Vorliegender Text:

Meier hatte jedoch selbst zu einem früheren Zeitpunkt eine Summe von "etwa 44 Millionen" als möglichen Fehlbetrag errechnet, der sich aus dem aktuellen sportlichen Misserfolg ergeben würde. Dortmund hat in der laufenden Serie die Teilnahme an der Champions League verpasst. Offensichtlich waren aber die Geschäftspläne so kalkuliert, dass eine Teilnahme an der europäischen Königsklasse unbedingt erforderlich war, um finanziell einigermaßen über die Runden zu kommen.
Der Aufsichtsratsvorsitzende des BVB, Software-Unternehmer Winfried Materna, hat bereits angemahnt: "Wir müssen zu realistischen Einschätzungen des realistisch Machbaren kommen und die Kostenstrukturen dem anpassen." Materna ist im Ehrenamt Präsident der Dortmunder Industrie- und Handelskammer. Der sehr erfolgreiche Unternehmer sagt außerdem: "Es gibt allgemein im Profifußball etwas ungewöhnliche Gepflogenheiten, an die ich mich nur zum Teil gewöhnen möchte."
In Dortmunder Wirtschaftskreisen, die das Gros der Sponsoren des Klubs ausmachen, regt sich reger Widerstand gegen die Geschäftsführung und die riskante Vereinspolitik. "Es geht hier auch um eine Beschädigung des Standorts Dortmund", glaubt ein Mitglied des Sponsorenkreises.

Folgendes bearbeiten:
- 1) Gib den Abschnitt aus dem Text über die Finanzlage des BVB wörtlich wieder, beginnend bei „In Dortmunder Wirtschaftskreisen, die“ und endend bei „Mitglied des Sponsorenkreises.“.
- 2) Welches Ehrenamt hat Winfried Materna laut dem Text über die Finanzlage des BVB inne?
- 3) Fasse den Text über die Finanzlage des BVB in zwei Sätzen zusammen.

Auszüge aus Datensätzen:
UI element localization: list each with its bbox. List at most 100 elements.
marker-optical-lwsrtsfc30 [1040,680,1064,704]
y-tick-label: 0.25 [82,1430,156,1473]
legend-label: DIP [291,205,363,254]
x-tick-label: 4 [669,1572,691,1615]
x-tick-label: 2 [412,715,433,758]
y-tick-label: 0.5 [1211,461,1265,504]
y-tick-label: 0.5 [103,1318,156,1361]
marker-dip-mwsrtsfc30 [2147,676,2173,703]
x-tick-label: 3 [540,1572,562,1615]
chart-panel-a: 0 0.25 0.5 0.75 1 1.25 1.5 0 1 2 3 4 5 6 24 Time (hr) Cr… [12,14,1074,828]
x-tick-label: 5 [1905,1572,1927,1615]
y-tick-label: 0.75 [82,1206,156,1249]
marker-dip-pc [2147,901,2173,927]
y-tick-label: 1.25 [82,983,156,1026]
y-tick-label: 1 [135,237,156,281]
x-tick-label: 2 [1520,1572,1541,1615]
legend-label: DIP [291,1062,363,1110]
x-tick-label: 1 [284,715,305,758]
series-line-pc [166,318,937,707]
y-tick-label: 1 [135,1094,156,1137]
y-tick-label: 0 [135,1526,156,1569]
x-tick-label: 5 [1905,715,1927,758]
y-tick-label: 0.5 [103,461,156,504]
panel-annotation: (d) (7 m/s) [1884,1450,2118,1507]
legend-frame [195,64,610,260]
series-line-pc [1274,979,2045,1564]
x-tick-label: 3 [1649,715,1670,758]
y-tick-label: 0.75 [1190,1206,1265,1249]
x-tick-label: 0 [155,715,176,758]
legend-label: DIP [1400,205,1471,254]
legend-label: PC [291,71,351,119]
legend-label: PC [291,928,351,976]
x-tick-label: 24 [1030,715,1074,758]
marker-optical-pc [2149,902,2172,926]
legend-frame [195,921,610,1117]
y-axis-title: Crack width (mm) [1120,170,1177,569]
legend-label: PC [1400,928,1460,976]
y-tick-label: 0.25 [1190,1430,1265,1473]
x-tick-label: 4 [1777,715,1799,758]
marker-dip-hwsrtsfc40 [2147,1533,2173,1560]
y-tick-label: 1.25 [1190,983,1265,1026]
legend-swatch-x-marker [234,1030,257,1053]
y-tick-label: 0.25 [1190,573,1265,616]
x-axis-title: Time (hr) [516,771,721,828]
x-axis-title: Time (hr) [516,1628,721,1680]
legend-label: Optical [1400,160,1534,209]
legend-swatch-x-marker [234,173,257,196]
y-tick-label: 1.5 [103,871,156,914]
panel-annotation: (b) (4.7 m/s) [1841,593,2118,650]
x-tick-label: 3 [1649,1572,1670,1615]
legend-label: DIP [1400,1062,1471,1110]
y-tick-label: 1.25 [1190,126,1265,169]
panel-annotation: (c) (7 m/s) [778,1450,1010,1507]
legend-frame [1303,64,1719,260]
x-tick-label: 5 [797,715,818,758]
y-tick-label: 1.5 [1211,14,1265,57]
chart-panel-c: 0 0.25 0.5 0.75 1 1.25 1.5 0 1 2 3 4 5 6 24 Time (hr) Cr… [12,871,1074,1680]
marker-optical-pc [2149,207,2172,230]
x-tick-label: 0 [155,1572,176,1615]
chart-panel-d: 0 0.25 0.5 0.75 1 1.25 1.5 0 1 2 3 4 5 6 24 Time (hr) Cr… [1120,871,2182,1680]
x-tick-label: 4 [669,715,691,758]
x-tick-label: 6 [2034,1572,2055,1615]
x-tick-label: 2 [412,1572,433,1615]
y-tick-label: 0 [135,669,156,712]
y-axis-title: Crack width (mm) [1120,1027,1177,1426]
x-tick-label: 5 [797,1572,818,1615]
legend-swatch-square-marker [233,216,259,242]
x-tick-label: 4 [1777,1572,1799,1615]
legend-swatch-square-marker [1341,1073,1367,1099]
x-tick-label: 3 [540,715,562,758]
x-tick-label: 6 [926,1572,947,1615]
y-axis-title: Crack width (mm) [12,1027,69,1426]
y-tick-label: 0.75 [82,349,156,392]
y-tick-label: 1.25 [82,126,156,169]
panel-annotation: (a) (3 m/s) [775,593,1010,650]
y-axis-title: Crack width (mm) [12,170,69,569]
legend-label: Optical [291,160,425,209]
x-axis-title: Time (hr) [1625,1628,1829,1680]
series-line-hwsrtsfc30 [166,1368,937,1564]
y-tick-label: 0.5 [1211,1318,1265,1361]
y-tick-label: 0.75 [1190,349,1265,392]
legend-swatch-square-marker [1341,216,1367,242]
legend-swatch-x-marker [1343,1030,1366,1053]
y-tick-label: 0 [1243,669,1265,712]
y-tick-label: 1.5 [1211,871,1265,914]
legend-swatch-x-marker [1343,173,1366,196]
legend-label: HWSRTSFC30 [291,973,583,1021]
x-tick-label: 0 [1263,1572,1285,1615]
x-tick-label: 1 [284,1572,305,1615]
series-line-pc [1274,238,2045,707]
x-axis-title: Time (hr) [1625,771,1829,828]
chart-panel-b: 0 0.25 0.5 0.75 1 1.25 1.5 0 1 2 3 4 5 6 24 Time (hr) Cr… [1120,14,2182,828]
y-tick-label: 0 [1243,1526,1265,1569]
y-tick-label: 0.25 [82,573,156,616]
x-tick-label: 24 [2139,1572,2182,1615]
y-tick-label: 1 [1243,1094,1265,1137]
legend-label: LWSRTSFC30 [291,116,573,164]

Antworten je Aufgabe:
- 1)
In Dortmunder Wirtschaftskreisen, die das Gros der Sponsoren des Klubs ausmachen, regt sich reger Widerstand gegen die Geschäftsführung und die riskante Vereinspolitik. "Es geht hier auch um eine Beschädigung des Standorts Dortmund", glaubt ein Mitglied des Sponsorenkreises.

- 2) Er ist Präsident der Dortmunder Industrie- und Handelskammer.

- 3) Weil Dortmund die Champions League verpasst hat, droht laut einer früheren Rechnung von Meier ein Fehlbetrag von etwa 44 Millionen, da die Geschäftspläne auf diese Teilnahme angewiesen waren. Aufsichtsratschef Winfried Materna fordert realistischere Einschätzungen und angepasste Kostenstrukturen, während sich unter den Dortmunder Sponsoren Widerstand gegen die Geschäftsführung und die riskante Vereinspolitik regt.